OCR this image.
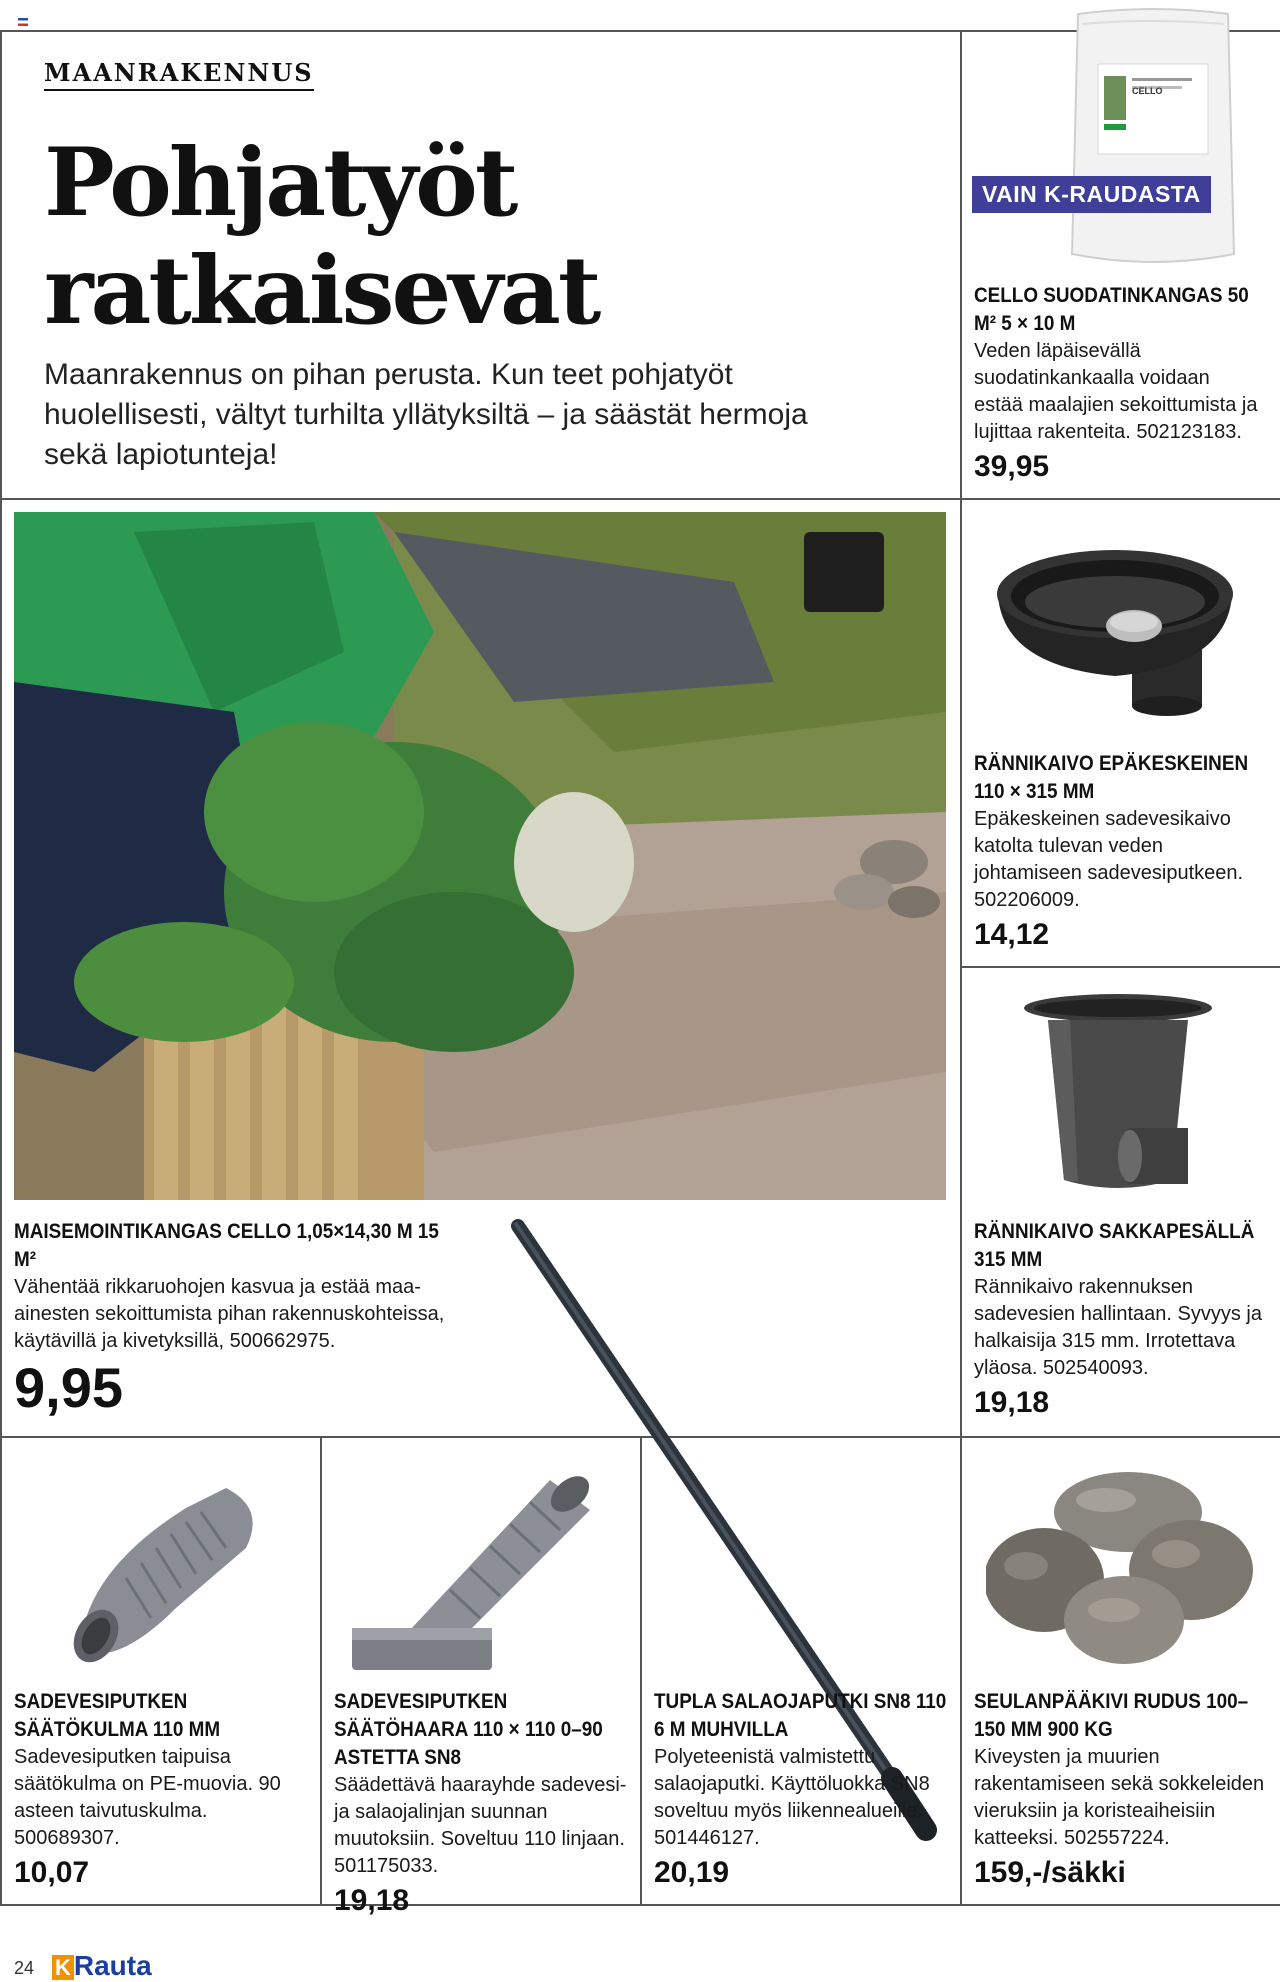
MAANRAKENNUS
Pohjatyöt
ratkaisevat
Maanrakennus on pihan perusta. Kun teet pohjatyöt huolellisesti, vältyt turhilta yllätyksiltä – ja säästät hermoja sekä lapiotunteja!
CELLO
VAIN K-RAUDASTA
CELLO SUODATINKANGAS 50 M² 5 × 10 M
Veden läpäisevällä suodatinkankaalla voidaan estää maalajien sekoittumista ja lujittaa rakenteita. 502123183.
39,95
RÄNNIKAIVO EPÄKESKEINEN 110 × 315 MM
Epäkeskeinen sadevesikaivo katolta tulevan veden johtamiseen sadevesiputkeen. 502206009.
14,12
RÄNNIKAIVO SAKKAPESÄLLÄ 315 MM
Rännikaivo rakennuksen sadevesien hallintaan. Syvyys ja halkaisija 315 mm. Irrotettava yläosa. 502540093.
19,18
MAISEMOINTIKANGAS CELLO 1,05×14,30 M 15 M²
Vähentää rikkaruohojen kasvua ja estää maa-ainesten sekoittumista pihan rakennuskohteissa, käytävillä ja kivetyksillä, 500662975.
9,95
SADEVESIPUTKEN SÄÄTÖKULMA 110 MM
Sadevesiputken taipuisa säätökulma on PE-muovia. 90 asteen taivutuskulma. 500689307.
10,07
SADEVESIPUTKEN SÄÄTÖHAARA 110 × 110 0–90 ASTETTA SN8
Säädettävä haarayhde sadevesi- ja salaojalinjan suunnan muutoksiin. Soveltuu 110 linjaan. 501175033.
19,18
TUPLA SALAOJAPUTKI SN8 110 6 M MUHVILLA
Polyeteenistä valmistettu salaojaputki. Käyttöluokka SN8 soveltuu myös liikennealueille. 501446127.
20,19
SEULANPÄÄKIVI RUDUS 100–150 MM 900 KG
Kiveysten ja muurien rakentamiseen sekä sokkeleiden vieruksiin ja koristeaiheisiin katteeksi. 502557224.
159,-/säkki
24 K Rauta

☆ ☆ ☆ ☆

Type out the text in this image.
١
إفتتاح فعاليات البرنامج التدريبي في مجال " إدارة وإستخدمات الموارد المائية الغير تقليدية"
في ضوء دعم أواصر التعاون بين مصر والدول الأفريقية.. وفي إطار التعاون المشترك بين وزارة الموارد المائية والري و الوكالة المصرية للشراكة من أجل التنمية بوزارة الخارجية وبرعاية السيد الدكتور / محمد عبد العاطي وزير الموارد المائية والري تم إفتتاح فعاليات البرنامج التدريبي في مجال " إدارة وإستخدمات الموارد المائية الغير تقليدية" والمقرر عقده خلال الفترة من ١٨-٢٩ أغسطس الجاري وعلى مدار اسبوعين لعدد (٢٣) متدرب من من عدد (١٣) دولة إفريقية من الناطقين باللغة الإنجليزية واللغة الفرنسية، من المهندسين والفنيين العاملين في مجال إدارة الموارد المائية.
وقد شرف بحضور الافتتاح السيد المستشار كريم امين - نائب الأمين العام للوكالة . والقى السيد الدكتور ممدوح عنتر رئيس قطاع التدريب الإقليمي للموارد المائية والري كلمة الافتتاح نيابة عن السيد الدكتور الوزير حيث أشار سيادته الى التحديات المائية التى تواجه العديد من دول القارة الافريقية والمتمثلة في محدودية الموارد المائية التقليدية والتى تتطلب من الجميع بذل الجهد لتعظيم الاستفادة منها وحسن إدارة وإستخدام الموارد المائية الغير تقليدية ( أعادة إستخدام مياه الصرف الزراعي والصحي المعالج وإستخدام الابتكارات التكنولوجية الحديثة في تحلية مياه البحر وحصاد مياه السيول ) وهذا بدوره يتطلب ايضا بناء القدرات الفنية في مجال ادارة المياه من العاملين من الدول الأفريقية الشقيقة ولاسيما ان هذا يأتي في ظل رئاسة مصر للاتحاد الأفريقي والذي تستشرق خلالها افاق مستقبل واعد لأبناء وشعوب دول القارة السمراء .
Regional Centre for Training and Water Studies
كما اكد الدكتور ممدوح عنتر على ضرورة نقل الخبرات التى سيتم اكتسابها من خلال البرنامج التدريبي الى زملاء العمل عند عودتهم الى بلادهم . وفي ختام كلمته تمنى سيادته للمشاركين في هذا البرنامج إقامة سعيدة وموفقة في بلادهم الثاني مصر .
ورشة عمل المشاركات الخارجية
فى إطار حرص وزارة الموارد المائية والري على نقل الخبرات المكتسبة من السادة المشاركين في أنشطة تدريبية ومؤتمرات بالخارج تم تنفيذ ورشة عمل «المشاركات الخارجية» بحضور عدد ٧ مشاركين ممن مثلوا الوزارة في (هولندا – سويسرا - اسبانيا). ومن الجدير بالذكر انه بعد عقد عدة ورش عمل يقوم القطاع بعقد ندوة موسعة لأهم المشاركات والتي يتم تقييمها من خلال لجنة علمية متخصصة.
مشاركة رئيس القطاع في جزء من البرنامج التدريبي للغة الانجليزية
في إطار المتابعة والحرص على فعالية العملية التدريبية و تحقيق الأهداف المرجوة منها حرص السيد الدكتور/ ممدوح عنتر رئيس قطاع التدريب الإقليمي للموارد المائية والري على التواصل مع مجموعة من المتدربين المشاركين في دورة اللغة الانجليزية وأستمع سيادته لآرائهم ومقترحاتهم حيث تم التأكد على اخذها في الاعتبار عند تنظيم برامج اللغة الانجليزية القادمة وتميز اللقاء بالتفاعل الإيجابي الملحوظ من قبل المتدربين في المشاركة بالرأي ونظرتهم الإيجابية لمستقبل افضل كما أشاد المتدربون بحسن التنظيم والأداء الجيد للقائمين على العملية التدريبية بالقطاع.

☆ ☆ ☆ ☆

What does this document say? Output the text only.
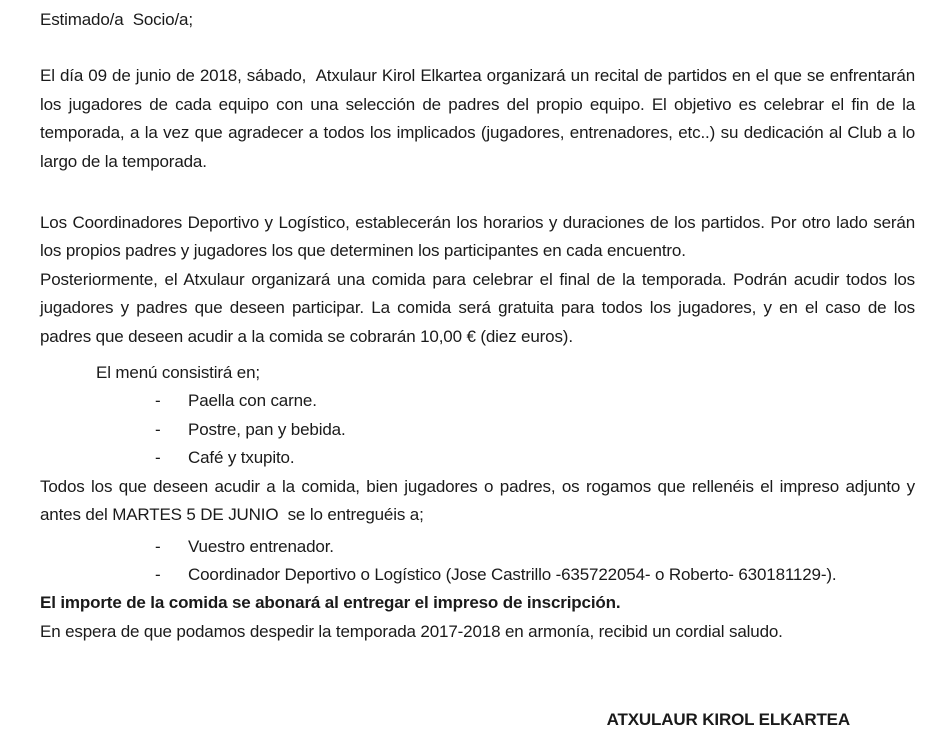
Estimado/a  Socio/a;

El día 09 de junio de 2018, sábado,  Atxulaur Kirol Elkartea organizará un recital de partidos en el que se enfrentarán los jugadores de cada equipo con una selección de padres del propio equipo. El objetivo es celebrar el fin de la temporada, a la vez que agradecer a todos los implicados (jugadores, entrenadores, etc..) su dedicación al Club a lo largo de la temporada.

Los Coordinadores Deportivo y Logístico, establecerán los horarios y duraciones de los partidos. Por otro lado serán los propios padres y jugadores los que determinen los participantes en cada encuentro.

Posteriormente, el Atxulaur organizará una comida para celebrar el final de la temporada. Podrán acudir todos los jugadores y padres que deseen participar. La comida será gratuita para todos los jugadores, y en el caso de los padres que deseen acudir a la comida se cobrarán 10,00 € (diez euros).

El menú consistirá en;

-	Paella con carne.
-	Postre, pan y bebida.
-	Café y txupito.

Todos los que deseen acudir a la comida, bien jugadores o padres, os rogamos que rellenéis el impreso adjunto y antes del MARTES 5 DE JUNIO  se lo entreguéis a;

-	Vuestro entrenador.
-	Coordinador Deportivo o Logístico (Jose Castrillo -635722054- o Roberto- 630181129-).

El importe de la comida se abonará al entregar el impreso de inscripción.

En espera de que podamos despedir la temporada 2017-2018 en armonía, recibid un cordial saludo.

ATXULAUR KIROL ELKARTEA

☆ ☆ ☆ ☆

**THE PROBLEM**
Check every line of the listing for the string "CELLO" and report how many lines have it, as a number alone.

**PROBLEM SOLUTION**
3